> [Stated problem]:
Render the material again word for word, skipping the pictures in it.
START Provided data
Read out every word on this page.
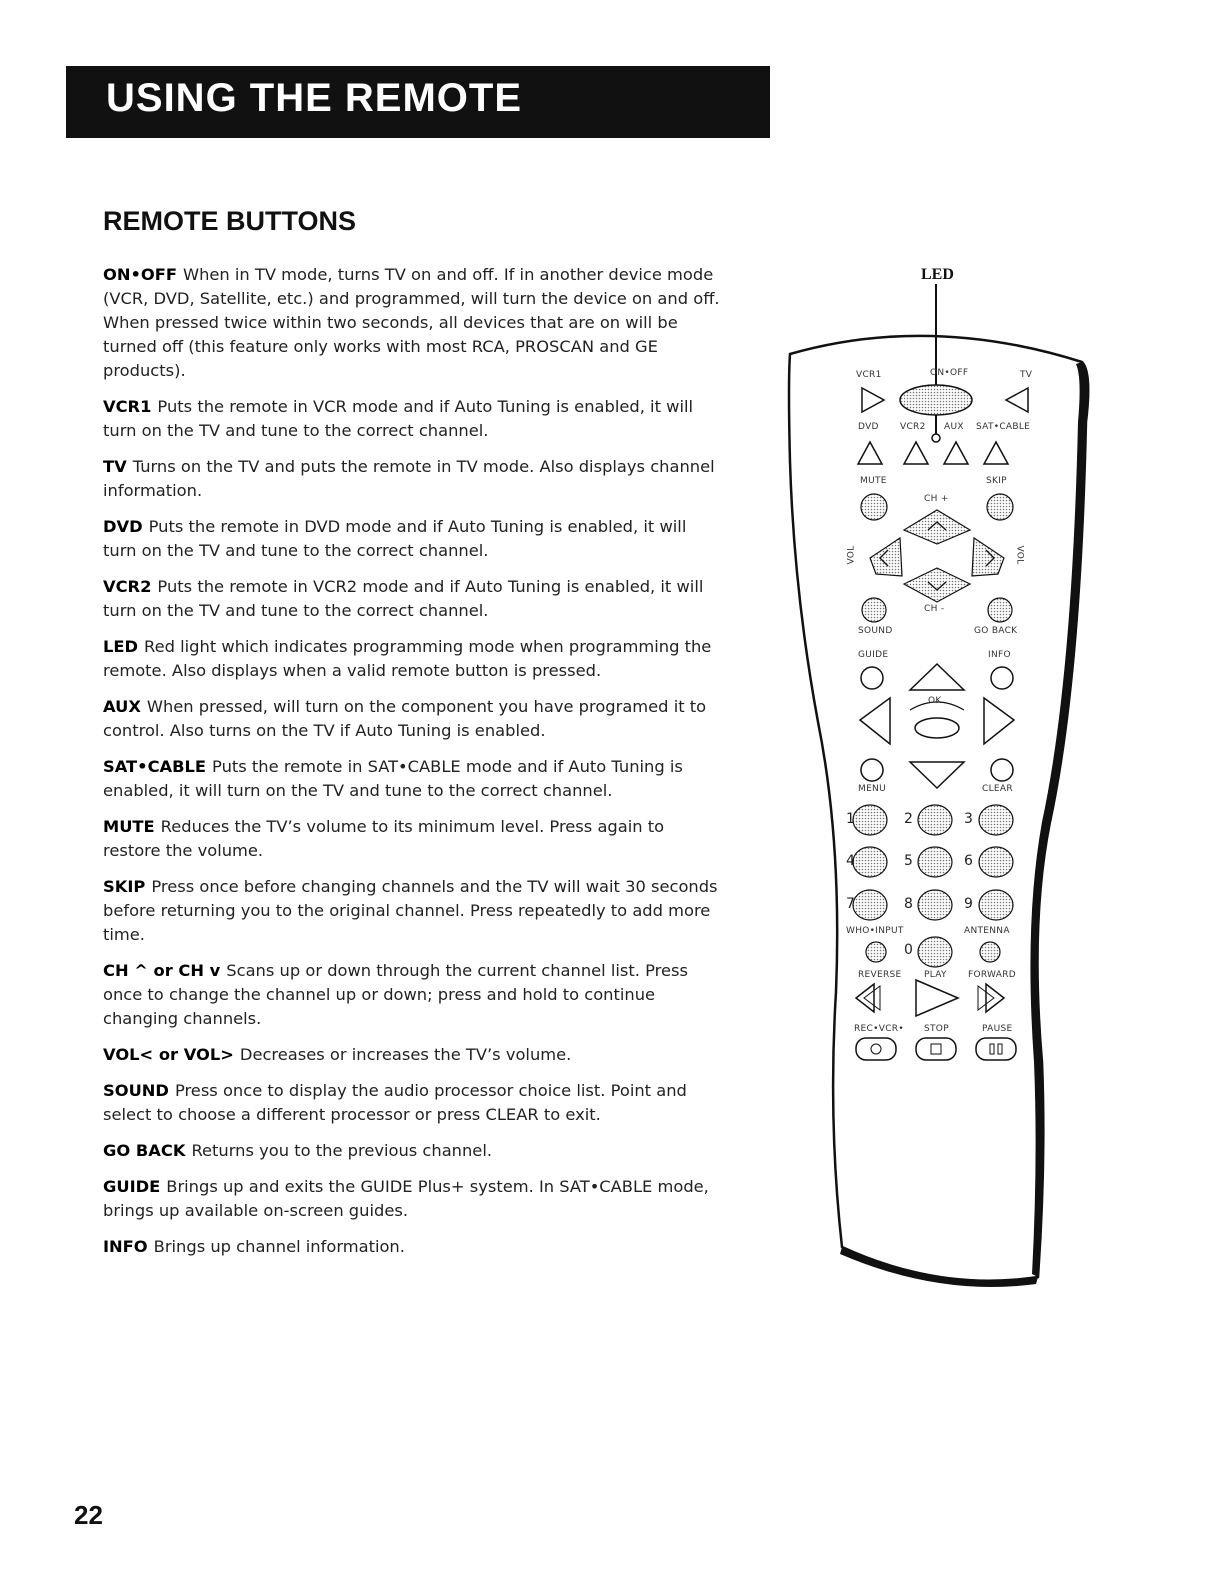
USING THE REMOTE
REMOTE BUTTONS

ON•OFF When in TV mode, turns TV on and off. If in another device mode (VCR, DVD, Satellite, etc.) and programmed, will turn the device on and off. When pressed twice within two seconds, all devices that are on will be turned off (this feature only works with most RCA, PROSCAN and GE products).

VCR1 Puts the remote in VCR mode and if Auto Tuning is enabled, it will turn on the TV and tune to the correct channel.

TV Turns on the TV and puts the remote in TV mode. Also displays channel information.

DVD Puts the remote in DVD mode and if Auto Tuning is enabled, it will turn on the TV and tune to the correct channel.

VCR2 Puts the remote in VCR2 mode and if Auto Tuning is enabled, it will turn on the TV and tune to the correct channel.

LED Red light which indicates programming mode when programming the remote. Also displays when a valid remote button is pressed.

AUX When pressed, will turn on the component you have programed it to control. Also turns on the TV if Auto Tuning is enabled.

SAT•CABLE Puts the remote in SAT•CABLE mode and if Auto Tuning is enabled, it will turn on the TV and tune to the correct channel.

MUTE Reduces the TV’s volume to its minimum level. Press again to restore the volume.

SKIP Press once before changing channels and the TV will wait 30 seconds before returning you to the original channel. Press repeatedly to add more time.

CH ^ or CH v Scans up or down through the current channel list. Press once to change the channel up or down; press and hold to continue changing channels.

VOL< or VOL> Decreases or increases the TV’s volume.

SOUND Press once to display the audio processor choice list. Point and select to choose a different processor or press CLEAR to exit.

GO BACK Returns you to the previous channel.

GUIDE Brings up and exits the GUIDE Plus+ system. In SAT•CABLE mode, brings up available on-screen guides.

INFO Brings up channel information.

LED
VCR1	ON•OFF	TV
DVD VCR2 AUX SAT•CABLE
MUTE	SKIP
CH +
CH -
VOL	VOL
SOUND	GO BACK
GUIDE	INFO
OK
MENU	CLEAR
1	2	3
4	5	6
7	8	9
WHO•INPUT	ANTENNA
0
REVERSE PLAY FORWARD
REC•VCR• STOP	PAUSE
22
END Provided data
> [Finished exercise]:
Read out every word on this page.
USING THE REMOTE
REMOTE BUTTONS

ON•OFF When in TV mode, turns TV on and off. If in another device mode (VCR, DVD, Satellite, etc.) and programmed, will turn the device on and off. When pressed twice within two seconds, all devices that are on will be turned off (this feature only works with most RCA, PROSCAN and GE products).

VCR1 Puts the remote in VCR mode and if Auto Tuning is enabled, it will turn on the TV and tune to the correct channel.

TV Turns on the TV and puts the remote in TV mode. Also displays channel information.

DVD Puts the remote in DVD mode and if Auto Tuning is enabled, it will turn on the TV and tune to the correct channel.

VCR2 Puts the remote in VCR2 mode and if Auto Tuning is enabled, it will turn on the TV and tune to the correct channel.

LED Red light which indicates programming mode when programming the remote. Also displays when a valid remote button is pressed.

AUX When pressed, will turn on the component you have programed it to control. Also turns on the TV if Auto Tuning is enabled.

SAT•CABLE Puts the remote in SAT•CABLE mode and if Auto Tuning is enabled, it will turn on the TV and tune to the correct channel.

MUTE Reduces the TV’s volume to its minimum level. Press again to restore the volume.

SKIP Press once before changing channels and the TV will wait 30 seconds before returning you to the original channel. Press repeatedly to add more time.

CH ^ or CH v Scans up or down through the current channel list. Press once to change the channel up or down; press and hold to continue changing channels.

VOL< or VOL> Decreases or increases the TV’s volume.

SOUND Press once to display the audio processor choice list. Point and select to choose a different processor or press CLEAR to exit.

GO BACK Returns you to the previous channel.

GUIDE Brings up and exits the GUIDE Plus+ system. In SAT•CABLE mode, brings up available on-screen guides.

INFO Brings up channel information.

LED
VCR1	ON•OFF	TV
DVD VCR2 AUX SAT•CABLE
MUTE	SKIP
CH +
CH -
VOL	VOL
SOUND	GO BACK
GUIDE	INFO
OK
MENU	CLEAR
1	2	3
4	5	6
7	8	9
WHO•INPUT	ANTENNA
0
REVERSE PLAY FORWARD
REC•VCR• STOP	PAUSE
22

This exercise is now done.